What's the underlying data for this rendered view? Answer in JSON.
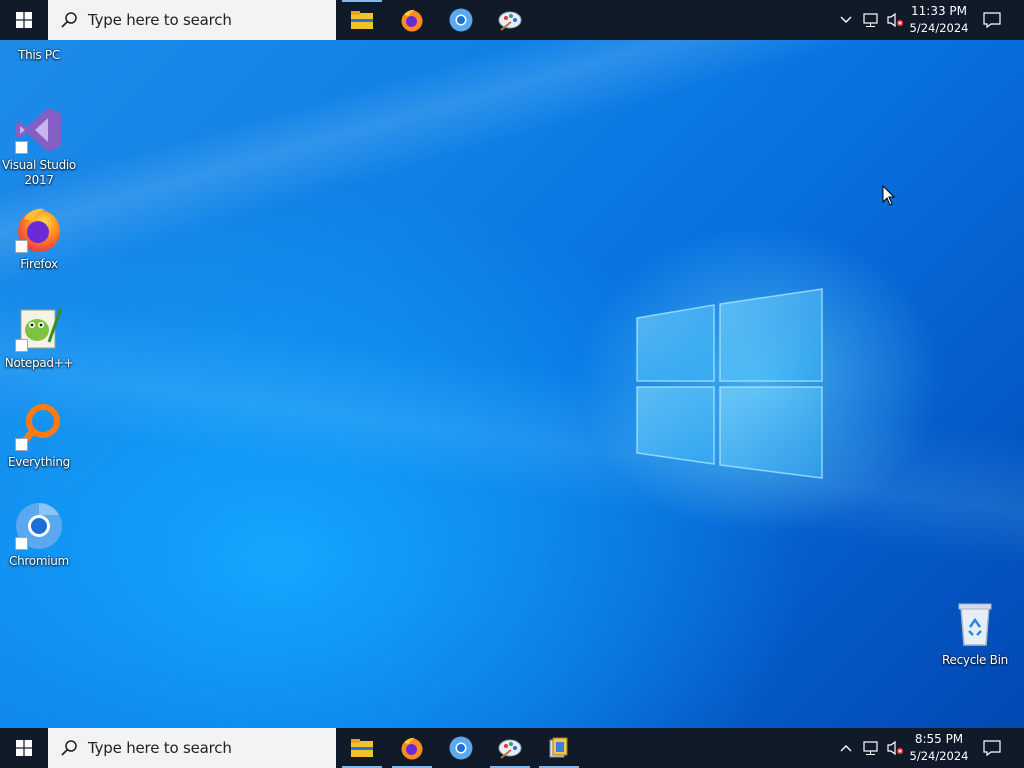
{
  "desktop": {
    "icons": [
      {
        "name": "this-pc",
        "label": "This PC"
      },
      {
        "name": "visual-studio-2017",
        "label": "Visual Studio 2017"
      },
      {
        "name": "firefox",
        "label": "Firefox"
      },
      {
        "name": "notepad-plus-plus",
        "label": "Notepad++"
      },
      {
        "name": "everything",
        "label": "Everything"
      },
      {
        "name": "chromium",
        "label": "Chromium"
      },
      {
        "name": "recycle-bin",
        "label": "Recycle Bin"
      }
    ]
  },
  "taskbar_top": {
    "search_placeholder": "Type here to search",
    "apps": [
      "file-explorer",
      "firefox",
      "chromium",
      "paint"
    ],
    "clock": {
      "time": "11:33 PM",
      "date": "5/24/2024"
    }
  },
  "taskbar_bottom": {
    "search_placeholder": "Type here to search",
    "apps": [
      "file-explorer",
      "firefox",
      "chromium",
      "paint",
      "system-app"
    ],
    "clock": {
      "time": "8:55 PM",
      "date": "5/24/2024"
    }
  },
  "colors": {
    "taskbar": "#101a29",
    "accent": "#7fb7ee",
    "wallpaper": "#0f7fe6"
  }
}
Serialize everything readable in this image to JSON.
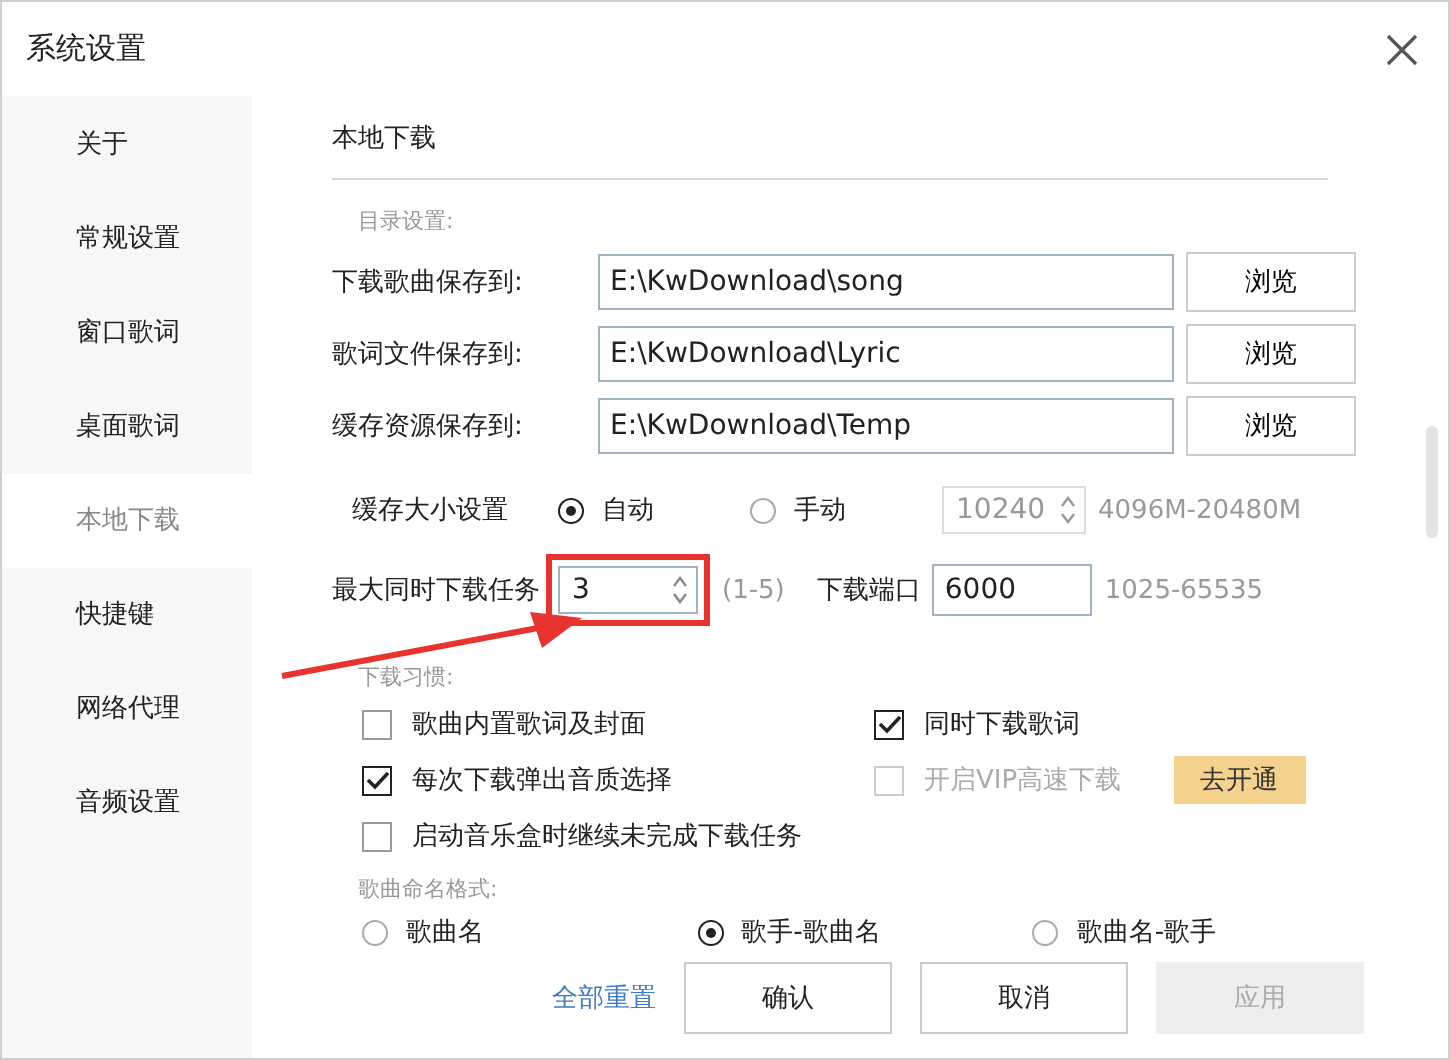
{
  "window": {
    "title": "系统设置"
  },
  "sidebar": {
    "items": [
      {
        "label": "关于",
        "selected": false
      },
      {
        "label": "常规设置",
        "selected": false
      },
      {
        "label": "窗口歌词",
        "selected": false
      },
      {
        "label": "桌面歌词",
        "selected": false
      },
      {
        "label": "本地下载",
        "selected": true
      },
      {
        "label": "快捷键",
        "selected": false
      },
      {
        "label": "网络代理",
        "selected": false
      },
      {
        "label": "音频设置",
        "selected": false
      }
    ]
  },
  "section": {
    "title": "本地下载"
  },
  "directory": {
    "heading": "目录设置:",
    "rows": [
      {
        "label": "下载歌曲保存到:",
        "value": "E:\\KwDownload\\song",
        "button": "浏览"
      },
      {
        "label": "歌词文件保存到:",
        "value": "E:\\KwDownload\\Lyric",
        "button": "浏览"
      },
      {
        "label": "缓存资源保存到:",
        "value": "E:\\KwDownload\\Temp",
        "button": "浏览"
      }
    ]
  },
  "cache": {
    "label": "缓存大小设置",
    "options": [
      {
        "label": "自动",
        "selected": true
      },
      {
        "label": "手动",
        "selected": false
      }
    ],
    "size": {
      "value": "10240",
      "disabled": true
    },
    "range": "4096M-20480M"
  },
  "tasks": {
    "label": "最大同时下载任务",
    "value": "3",
    "range": "(1-5)",
    "port_label": "下载端口",
    "port": "6000",
    "port_range": "1025-65535"
  },
  "habits": {
    "heading": "下载习惯:",
    "items": [
      {
        "label": "歌曲内置歌词及封面",
        "checked": false,
        "disabled": false
      },
      {
        "label": "同时下载歌词",
        "checked": true,
        "disabled": false
      },
      {
        "label": "每次下载弹出音质选择",
        "checked": true,
        "disabled": false
      },
      {
        "label": "开启VIP高速下载",
        "checked": false,
        "disabled": true,
        "action": "去开通"
      },
      {
        "label": "启动音乐盒时继续未完成下载任务",
        "checked": false,
        "disabled": false
      }
    ]
  },
  "naming": {
    "heading": "歌曲命名格式:",
    "options": [
      {
        "label": "歌曲名",
        "selected": false
      },
      {
        "label": "歌手-歌曲名",
        "selected": true
      },
      {
        "label": "歌曲名-歌手",
        "selected": false
      }
    ]
  },
  "footer": {
    "reset": "全部重置",
    "buttons": [
      {
        "label": "确认",
        "disabled": false
      },
      {
        "label": "取消",
        "disabled": false
      },
      {
        "label": "应用",
        "disabled": true
      }
    ]
  }
}
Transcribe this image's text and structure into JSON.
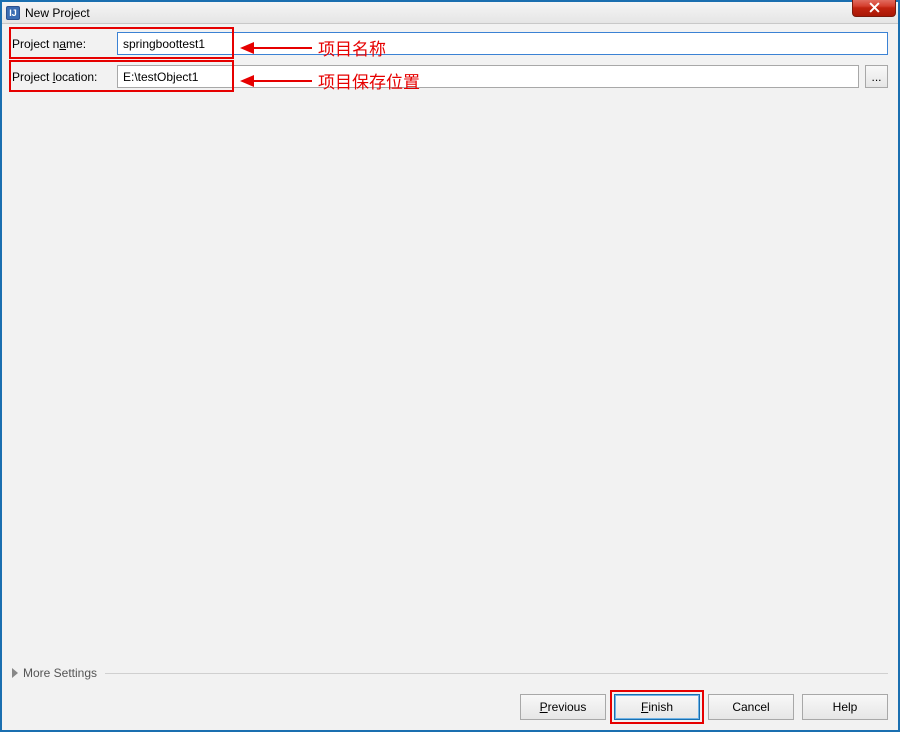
{
  "window": {
    "title": "New Project",
    "icon_letter": "IJ"
  },
  "form": {
    "project_name_label": "Project name:",
    "project_name_value": "springboottest1",
    "project_location_label": "Project location:",
    "project_location_value": "E:\\testObject1",
    "browse_button": "..."
  },
  "annotations": {
    "project_name": "项目名称",
    "project_location": "项目保存位置"
  },
  "more_settings": {
    "label": "More Settings"
  },
  "buttons": {
    "previous": "Previous",
    "finish": "Finish",
    "cancel": "Cancel",
    "help": "Help"
  }
}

=======

## PROBLEM REQUIREMENTS
Output the full set of records above without changing a word, and drop the images.

## RESULT OF THE EXERCISE
What's the underlying data for this rendered view? Answer in JSON.
{
  "desktop": {
    "icons": [
      {
        "name": "this-pc",
        "label": "This PC"
      },
      {
        "name": "visual-studio-2017",
        "label": "Visual Studio 2017"
      },
      {
        "name": "firefox",
        "label": "Firefox"
      },
      {
        "name": "notepad-plus-plus",
        "label": "Notepad++"
      },
      {
        "name": "everything",
        "label": "Everything"
      },
      {
        "name": "chromium",
        "label": "Chromium"
      },
      {
        "name": "recycle-bin",
        "label": "Recycle Bin"
      }
    ]
  },
  "taskbar_top": {
    "search_placeholder": "Type here to search",
    "apps": [
      "file-explorer",
      "firefox",
      "chromium",
      "paint"
    ],
    "clock": {
      "time": "11:33 PM",
      "date": "5/24/2024"
    }
  },
  "taskbar_bottom": {
    "search_placeholder": "Type here to search",
    "apps": [
      "file-explorer",
      "firefox",
      "chromium",
      "paint",
      "system-app"
    ],
    "clock": {
      "time": "8:55 PM",
      "date": "5/24/2024"
    }
  },
  "colors": {
    "taskbar": "#101a29",
    "accent": "#7fb7ee",
    "wallpaper": "#0f7fe6"
  }
}
Serialize everything readable in this image to JSON.
{
  "window": {
    "title": "系统设置"
  },
  "sidebar": {
    "items": [
      {
        "label": "关于",
        "selected": false
      },
      {
        "label": "常规设置",
        "selected": false
      },
      {
        "label": "窗口歌词",
        "selected": false
      },
      {
        "label": "桌面歌词",
        "selected": false
      },
      {
        "label": "本地下载",
        "selected": true
      },
      {
        "label": "快捷键",
        "selected": false
      },
      {
        "label": "网络代理",
        "selected": false
      },
      {
        "label": "音频设置",
        "selected": false
      }
    ]
  },
  "section": {
    "title": "本地下载"
  },
  "directory": {
    "heading": "目录设置:",
    "rows": [
      {
        "label": "下载歌曲保存到:",
        "value": "E:\\KwDownload\\song",
        "button": "浏览"
      },
      {
        "label": "歌词文件保存到:",
        "value": "E:\\KwDownload\\Lyric",
        "button": "浏览"
      },
      {
        "label": "缓存资源保存到:",
        "value": "E:\\KwDownload\\Temp",
        "button": "浏览"
      }
    ]
  },
  "cache": {
    "label": "缓存大小设置",
    "options": [
      {
        "label": "自动",
        "selected": true
      },
      {
        "label": "手动",
        "selected": false
      }
    ],
    "size": {
      "value": "10240",
      "disabled": true
    },
    "range": "4096M-20480M"
  },
  "tasks": {
    "label": "最大同时下载任务",
    "value": "3",
    "range": "(1-5)",
    "port_label": "下载端口",
    "port": "6000",
    "port_range": "1025-65535"
  },
  "habits": {
    "heading": "下载习惯:",
    "items": [
      {
        "label": "歌曲内置歌词及封面",
        "checked": false,
        "disabled": false
      },
      {
        "label": "同时下载歌词",
        "checked": true,
        "disabled": false
      },
      {
        "label": "每次下载弹出音质选择",
        "checked": true,
        "disabled": false
      },
      {
        "label": "开启VIP高速下载",
        "checked": false,
        "disabled": true,
        "action": "去开通"
      },
      {
        "label": "启动音乐盒时继续未完成下载任务",
        "checked": false,
        "disabled": false
      }
    ]
  },
  "naming": {
    "heading": "歌曲命名格式:",
    "options": [
      {
        "label": "歌曲名",
        "selected": false
      },
      {
        "label": "歌手-歌曲名",
        "selected": true
      },
      {
        "label": "歌曲名-歌手",
        "selected": false
      }
    ]
  },
  "footer": {
    "reset": "全部重置",
    "buttons": [
      {
        "label": "确认",
        "disabled": false
      },
      {
        "label": "取消",
        "disabled": false
      },
      {
        "label": "应用",
        "disabled": true
      }
    ]
  }
}
Transcribe this image's text and structure into JSON.
{
  "window": {
    "title": "New Project",
    "icon_letter": "IJ"
  },
  "form": {
    "project_name_label": "Project name:",
    "project_name_value": "springboottest1",
    "project_location_label": "Project location:",
    "project_location_value": "E:\\testObject1",
    "browse_button": "..."
  },
  "annotations": {
    "project_name": "项目名称",
    "project_location": "项目保存位置"
  },
  "more_settings": {
    "label": "More Settings"
  },
  "buttons": {
    "previous": "Previous",
    "finish": "Finish",
    "cancel": "Cancel",
    "help": "Help"
  }
}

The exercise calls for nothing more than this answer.